WHAT YOU SHOULD DO: Copy from the winstrol forum post below the passage starting with "Also, forverblast had" and going on through "significant hepatic damage.".

(TEXT BLOCK)

My question is, can winstrol bind to the AR receptor BEFORE the 17aa group is removed by the liver?

Also, forverblast had a good point that the half-life of the depot will slow the release of winstrol into the bloodstream, and therefore less drug will be hitting the liver in a given period of time, which should in theory make it somewhat less toxic.

Second, I have to disagree with your assessment of acute versus chronic toxicity. Acute damage of the liver can impair it beyond repair, yet chronic damage maybe repairable when the insult is discontinued, especially since the liver is known for amazing recuperative ability. Also, 17-AA steroids are essentially the only ones to show any significant hepatic damage.

A good analogy to cumulative damage would be alcoholism. Now I want to go back and read about all this stuff again!

J Steroid Biochem 1990 Jun;36(1-2):153-74

"Metabolism of stanozolol: identification and synthesis of urinary metabolites."

Schanzer W, Opfermann G, Donike M

Institut fur Biochemie, Deutsch Sporthochschule Koln, F.R.G.

(End TEXT BLOCK)
(RECORDS)

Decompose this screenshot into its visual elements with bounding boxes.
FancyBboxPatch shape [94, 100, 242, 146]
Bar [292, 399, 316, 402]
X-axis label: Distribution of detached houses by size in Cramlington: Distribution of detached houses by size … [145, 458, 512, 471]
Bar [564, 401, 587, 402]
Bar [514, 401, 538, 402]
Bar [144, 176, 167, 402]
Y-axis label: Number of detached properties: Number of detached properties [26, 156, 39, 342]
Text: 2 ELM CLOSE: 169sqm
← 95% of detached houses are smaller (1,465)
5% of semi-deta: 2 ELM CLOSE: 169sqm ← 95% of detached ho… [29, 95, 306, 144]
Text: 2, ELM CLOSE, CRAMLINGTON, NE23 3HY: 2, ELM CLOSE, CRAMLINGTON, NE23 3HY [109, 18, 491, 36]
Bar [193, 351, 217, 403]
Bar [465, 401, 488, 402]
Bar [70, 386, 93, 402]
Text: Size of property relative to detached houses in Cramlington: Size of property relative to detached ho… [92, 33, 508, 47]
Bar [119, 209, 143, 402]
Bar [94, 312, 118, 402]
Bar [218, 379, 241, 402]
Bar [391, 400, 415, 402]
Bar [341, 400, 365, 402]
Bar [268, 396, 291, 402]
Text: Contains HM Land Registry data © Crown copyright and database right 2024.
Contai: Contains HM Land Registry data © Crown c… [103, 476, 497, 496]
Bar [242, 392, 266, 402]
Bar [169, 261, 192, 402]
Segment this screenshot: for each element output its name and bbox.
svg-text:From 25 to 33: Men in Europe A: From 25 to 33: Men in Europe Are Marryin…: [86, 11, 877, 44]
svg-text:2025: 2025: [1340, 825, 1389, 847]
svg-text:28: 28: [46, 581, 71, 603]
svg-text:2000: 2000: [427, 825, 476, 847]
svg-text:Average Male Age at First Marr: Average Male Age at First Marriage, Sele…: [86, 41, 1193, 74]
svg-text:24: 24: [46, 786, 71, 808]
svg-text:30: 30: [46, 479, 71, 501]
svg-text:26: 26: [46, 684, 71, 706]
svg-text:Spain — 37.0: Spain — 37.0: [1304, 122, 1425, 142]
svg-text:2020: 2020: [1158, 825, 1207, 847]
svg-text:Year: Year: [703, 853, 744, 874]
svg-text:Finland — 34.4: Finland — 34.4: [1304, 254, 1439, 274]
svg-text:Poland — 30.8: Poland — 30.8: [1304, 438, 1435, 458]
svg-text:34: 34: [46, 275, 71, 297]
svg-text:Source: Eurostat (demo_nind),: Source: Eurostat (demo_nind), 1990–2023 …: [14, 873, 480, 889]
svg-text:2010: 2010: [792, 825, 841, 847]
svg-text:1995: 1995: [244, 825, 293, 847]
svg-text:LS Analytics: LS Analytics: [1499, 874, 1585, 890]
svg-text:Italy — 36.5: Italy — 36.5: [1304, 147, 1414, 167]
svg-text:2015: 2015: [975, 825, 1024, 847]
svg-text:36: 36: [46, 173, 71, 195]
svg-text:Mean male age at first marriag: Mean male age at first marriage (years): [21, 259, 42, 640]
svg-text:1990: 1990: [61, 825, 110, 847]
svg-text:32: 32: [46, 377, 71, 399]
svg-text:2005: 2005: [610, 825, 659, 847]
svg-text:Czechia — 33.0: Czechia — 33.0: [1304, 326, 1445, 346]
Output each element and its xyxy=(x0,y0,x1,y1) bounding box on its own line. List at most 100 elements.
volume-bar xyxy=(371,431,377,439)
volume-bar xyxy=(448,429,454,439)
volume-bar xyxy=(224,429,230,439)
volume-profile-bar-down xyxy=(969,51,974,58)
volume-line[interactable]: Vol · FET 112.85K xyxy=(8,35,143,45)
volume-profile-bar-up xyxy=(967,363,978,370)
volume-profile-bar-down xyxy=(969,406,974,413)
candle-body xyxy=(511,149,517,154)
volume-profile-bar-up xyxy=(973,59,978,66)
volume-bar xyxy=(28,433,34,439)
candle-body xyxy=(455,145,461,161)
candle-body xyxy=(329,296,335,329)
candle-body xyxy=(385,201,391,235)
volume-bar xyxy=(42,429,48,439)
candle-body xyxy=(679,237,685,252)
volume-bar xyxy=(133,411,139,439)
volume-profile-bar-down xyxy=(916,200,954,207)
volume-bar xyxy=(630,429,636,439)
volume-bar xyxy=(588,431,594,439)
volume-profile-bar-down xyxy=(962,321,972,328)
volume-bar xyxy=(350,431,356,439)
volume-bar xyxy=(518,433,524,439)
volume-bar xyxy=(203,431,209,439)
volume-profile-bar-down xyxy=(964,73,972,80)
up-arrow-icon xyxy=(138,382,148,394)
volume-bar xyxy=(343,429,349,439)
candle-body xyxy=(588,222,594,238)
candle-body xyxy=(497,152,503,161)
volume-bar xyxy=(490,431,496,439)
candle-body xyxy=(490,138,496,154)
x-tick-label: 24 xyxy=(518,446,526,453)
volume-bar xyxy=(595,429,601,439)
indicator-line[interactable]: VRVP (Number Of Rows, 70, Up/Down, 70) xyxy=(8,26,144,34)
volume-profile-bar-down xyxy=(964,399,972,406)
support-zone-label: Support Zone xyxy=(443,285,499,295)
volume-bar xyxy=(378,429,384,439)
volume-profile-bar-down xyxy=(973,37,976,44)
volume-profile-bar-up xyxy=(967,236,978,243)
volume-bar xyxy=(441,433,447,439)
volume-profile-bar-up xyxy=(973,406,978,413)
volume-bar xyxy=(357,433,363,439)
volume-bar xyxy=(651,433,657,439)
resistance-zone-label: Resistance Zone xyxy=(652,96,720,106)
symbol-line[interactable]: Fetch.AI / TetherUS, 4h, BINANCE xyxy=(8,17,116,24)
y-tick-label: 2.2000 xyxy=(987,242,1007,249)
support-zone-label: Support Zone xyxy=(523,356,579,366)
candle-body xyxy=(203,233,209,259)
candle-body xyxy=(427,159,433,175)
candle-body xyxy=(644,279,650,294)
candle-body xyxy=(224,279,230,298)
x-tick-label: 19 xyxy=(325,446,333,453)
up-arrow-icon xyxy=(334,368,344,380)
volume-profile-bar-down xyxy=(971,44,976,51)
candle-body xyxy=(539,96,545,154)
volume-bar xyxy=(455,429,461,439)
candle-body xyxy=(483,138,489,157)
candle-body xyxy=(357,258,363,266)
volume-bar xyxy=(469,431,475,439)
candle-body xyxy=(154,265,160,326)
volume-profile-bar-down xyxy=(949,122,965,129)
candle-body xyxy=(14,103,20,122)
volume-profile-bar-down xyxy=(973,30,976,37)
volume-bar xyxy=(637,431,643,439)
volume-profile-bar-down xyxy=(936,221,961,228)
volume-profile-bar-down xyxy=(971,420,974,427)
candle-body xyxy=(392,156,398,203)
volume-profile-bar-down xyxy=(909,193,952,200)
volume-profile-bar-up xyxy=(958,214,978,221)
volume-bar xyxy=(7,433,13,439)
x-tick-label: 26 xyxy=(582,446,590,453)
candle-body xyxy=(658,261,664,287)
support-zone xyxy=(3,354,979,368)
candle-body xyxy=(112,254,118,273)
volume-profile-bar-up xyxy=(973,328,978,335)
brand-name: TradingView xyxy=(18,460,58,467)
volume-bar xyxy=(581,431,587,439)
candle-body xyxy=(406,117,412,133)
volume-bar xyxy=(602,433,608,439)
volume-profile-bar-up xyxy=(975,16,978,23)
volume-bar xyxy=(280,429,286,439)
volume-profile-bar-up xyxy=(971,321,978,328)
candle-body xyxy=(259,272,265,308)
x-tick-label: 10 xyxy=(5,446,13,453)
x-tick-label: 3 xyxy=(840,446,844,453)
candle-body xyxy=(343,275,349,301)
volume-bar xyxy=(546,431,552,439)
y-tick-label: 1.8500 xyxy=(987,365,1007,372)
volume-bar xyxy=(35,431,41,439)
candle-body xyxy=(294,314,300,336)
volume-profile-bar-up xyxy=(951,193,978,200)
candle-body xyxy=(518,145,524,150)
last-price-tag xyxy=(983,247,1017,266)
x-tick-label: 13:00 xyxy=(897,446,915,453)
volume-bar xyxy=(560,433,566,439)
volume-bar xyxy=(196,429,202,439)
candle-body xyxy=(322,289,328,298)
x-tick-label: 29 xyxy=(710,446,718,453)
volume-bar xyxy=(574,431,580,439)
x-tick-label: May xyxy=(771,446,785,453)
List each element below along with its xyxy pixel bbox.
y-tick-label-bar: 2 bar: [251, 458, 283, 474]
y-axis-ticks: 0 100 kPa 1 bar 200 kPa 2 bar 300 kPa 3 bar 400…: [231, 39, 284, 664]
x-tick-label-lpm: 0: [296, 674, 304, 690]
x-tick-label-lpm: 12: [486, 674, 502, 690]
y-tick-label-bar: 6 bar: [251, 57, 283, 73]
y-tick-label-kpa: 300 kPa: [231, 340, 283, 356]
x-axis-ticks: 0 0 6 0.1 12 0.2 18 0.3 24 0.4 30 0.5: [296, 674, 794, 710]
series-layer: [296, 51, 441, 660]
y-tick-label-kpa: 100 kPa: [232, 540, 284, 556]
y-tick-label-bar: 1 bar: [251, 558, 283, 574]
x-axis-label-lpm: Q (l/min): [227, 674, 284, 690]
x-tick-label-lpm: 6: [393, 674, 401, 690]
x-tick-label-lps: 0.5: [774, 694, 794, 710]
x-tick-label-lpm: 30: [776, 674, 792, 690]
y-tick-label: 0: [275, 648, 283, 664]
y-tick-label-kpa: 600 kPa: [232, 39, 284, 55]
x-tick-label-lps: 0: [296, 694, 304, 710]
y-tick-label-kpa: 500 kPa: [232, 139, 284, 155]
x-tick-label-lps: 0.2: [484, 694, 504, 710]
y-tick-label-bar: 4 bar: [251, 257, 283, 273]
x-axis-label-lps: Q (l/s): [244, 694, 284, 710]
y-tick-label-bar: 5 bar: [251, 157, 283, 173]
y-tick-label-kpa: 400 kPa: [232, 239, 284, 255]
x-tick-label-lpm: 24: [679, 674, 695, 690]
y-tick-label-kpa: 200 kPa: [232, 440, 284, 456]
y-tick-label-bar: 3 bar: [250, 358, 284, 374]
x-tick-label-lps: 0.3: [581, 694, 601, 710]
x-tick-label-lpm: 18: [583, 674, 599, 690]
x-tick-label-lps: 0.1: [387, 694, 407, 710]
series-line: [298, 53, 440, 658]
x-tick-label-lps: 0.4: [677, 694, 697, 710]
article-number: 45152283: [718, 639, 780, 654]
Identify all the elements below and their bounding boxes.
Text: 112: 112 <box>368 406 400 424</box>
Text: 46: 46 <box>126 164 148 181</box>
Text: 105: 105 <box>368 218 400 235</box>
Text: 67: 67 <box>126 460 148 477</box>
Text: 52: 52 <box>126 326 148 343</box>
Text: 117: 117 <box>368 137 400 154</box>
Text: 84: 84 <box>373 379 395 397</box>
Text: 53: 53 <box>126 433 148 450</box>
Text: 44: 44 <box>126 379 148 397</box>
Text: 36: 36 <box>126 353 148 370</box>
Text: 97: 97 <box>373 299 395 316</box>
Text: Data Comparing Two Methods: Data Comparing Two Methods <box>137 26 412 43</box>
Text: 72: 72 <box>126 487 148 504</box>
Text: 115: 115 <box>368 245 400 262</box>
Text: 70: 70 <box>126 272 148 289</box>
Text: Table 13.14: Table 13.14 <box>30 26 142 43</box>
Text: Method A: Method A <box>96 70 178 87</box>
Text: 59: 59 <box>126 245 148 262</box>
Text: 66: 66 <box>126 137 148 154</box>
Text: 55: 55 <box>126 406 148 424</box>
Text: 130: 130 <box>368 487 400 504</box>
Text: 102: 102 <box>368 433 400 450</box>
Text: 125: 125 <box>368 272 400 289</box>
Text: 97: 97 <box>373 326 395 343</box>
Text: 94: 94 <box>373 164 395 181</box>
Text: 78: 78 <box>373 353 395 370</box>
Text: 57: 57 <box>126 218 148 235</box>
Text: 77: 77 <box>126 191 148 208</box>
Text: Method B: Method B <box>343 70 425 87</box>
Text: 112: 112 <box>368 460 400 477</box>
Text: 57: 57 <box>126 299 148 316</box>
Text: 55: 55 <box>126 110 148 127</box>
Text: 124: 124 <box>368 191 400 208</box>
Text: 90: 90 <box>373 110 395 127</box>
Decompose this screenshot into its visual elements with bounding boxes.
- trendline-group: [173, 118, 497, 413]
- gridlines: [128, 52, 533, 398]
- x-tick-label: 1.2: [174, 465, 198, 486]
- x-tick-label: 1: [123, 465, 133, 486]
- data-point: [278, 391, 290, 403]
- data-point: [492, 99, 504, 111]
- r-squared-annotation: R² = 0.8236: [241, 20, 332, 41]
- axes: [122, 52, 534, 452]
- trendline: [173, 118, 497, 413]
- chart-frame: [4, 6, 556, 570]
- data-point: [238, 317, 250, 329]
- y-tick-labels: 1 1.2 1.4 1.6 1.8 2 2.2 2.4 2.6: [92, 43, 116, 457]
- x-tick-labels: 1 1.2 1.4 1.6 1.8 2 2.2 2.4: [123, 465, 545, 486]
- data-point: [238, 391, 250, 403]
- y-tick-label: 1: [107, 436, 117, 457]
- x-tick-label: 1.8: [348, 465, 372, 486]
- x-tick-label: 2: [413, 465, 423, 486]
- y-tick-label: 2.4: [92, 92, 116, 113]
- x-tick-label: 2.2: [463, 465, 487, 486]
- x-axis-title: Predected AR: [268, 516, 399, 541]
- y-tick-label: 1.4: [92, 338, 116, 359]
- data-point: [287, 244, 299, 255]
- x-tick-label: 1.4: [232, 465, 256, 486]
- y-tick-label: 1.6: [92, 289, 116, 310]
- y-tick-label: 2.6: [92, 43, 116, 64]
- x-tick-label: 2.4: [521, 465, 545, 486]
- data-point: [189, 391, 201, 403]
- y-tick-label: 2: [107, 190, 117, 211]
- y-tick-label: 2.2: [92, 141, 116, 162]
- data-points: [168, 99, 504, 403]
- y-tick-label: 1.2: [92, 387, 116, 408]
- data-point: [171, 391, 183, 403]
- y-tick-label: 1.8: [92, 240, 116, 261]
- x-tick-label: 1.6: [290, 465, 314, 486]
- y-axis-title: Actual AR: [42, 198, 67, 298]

(End RECORDS)

FINAL ANSWER:
Also, forverblast had a good point that the half-life of the depot will slow the release of winstrol into the bloodstream, and therefore less drug will be hitting the liver in a given period of time, which should in theory make it somewhat less toxic.

Second, I have to disagree with your assessment of acute versus chronic toxicity. Acute damage of the liver can impair it beyond repair, yet chronic damage maybe repairable when the insult is discontinued, especially since the liver is known for amazing recuperative ability. Also, 17-AA steroids are essentially the only ones to show any significant hepatic damage.